Extracted data entries
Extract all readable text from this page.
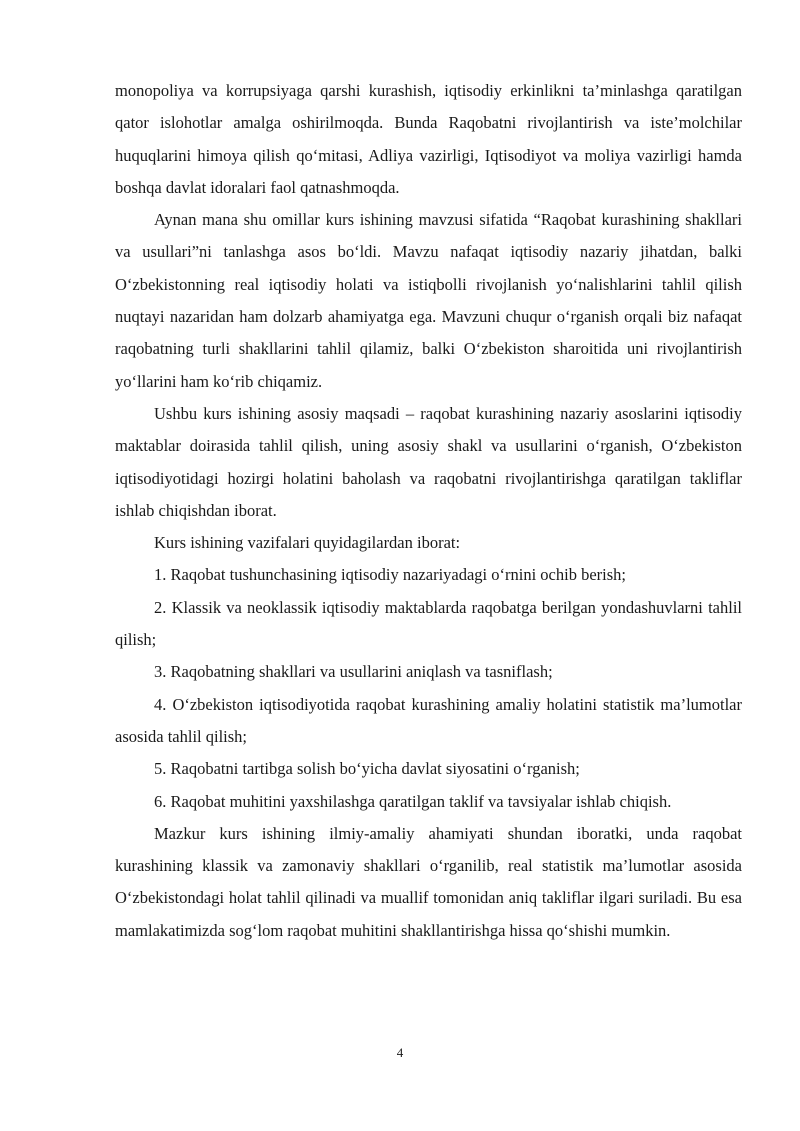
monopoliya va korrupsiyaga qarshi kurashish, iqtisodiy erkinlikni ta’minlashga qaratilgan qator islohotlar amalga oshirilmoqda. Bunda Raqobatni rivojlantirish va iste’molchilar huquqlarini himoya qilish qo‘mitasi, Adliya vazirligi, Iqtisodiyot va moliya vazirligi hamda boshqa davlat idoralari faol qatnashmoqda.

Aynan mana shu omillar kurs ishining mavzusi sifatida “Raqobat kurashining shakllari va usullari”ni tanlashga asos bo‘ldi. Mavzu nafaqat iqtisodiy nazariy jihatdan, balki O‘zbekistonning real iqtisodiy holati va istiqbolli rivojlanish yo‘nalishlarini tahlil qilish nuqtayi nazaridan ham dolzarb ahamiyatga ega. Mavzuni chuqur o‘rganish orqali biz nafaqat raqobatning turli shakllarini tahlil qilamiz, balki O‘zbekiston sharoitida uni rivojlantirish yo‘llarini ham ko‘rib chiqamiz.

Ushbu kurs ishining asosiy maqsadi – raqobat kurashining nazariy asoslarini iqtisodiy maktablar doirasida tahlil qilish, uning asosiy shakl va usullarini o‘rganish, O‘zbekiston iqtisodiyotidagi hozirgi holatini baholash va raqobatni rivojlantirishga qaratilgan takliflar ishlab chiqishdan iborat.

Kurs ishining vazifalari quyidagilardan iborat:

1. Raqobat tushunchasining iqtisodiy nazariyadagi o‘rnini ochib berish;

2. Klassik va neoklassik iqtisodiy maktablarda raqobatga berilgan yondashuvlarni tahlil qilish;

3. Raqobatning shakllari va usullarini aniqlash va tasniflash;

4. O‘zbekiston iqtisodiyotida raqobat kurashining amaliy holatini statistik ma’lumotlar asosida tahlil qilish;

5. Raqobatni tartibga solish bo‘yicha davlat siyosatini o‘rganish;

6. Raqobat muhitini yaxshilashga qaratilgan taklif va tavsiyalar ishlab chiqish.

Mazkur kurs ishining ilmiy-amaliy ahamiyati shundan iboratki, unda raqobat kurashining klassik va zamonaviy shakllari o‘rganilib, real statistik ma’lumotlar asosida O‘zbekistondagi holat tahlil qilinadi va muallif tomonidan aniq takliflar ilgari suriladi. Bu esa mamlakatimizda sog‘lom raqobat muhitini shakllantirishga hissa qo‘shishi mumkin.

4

> [DO THIS]: Copy each line above precisely, dropping the pictures.

> [TASK SOLUTION]:
Extract all readable text from this page.
monopoliya va korrupsiyaga qarshi kurashish, iqtisodiy erkinlikni ta’minlashga qaratilgan qator islohotlar amalga oshirilmoqda. Bunda Raqobatni rivojlantirish va iste’molchilar huquqlarini himoya qilish qo‘mitasi, Adliya vazirligi, Iqtisodiyot va moliya vazirligi hamda boshqa davlat idoralari faol qatnashmoqda.

Aynan mana shu omillar kurs ishining mavzusi sifatida “Raqobat kurashining shakllari va usullari”ni tanlashga asos bo‘ldi. Mavzu nafaqat iqtisodiy nazariy jihatdan, balki O‘zbekistonning real iqtisodiy holati va istiqbolli rivojlanish yo‘nalishlarini tahlil qilish nuqtayi nazaridan ham dolzarb ahamiyatga ega. Mavzuni chuqur o‘rganish orqali biz nafaqat raqobatning turli shakllarini tahlil qilamiz, balki O‘zbekiston sharoitida uni rivojlantirish yo‘llarini ham ko‘rib chiqamiz.

Ushbu kurs ishining asosiy maqsadi – raqobat kurashining nazariy asoslarini iqtisodiy maktablar doirasida tahlil qilish, uning asosiy shakl va usullarini o‘rganish, O‘zbekiston iqtisodiyotidagi hozirgi holatini baholash va raqobatni rivojlantirishga qaratilgan takliflar ishlab chiqishdan iborat.

Kurs ishining vazifalari quyidagilardan iborat:

1. Raqobat tushunchasining iqtisodiy nazariyadagi o‘rnini ochib berish;

2. Klassik va neoklassik iqtisodiy maktablarda raqobatga berilgan yondashuvlarni tahlil qilish;

3. Raqobatning shakllari va usullarini aniqlash va tasniflash;

4. O‘zbekiston iqtisodiyotida raqobat kurashining amaliy holatini statistik ma’lumotlar asosida tahlil qilish;

5. Raqobatni tartibga solish bo‘yicha davlat siyosatini o‘rganish;

6. Raqobat muhitini yaxshilashga qaratilgan taklif va tavsiyalar ishlab chiqish.

Mazkur kurs ishining ilmiy-amaliy ahamiyati shundan iboratki, unda raqobat kurashining klassik va zamonaviy shakllari o‘rganilib, real statistik ma’lumotlar asosida O‘zbekistondagi holat tahlil qilinadi va muallif tomonidan aniq takliflar ilgari suriladi. Bu esa mamlakatimizda sog‘lom raqobat muhitini shakllantirishga hissa qo‘shishi mumkin.

4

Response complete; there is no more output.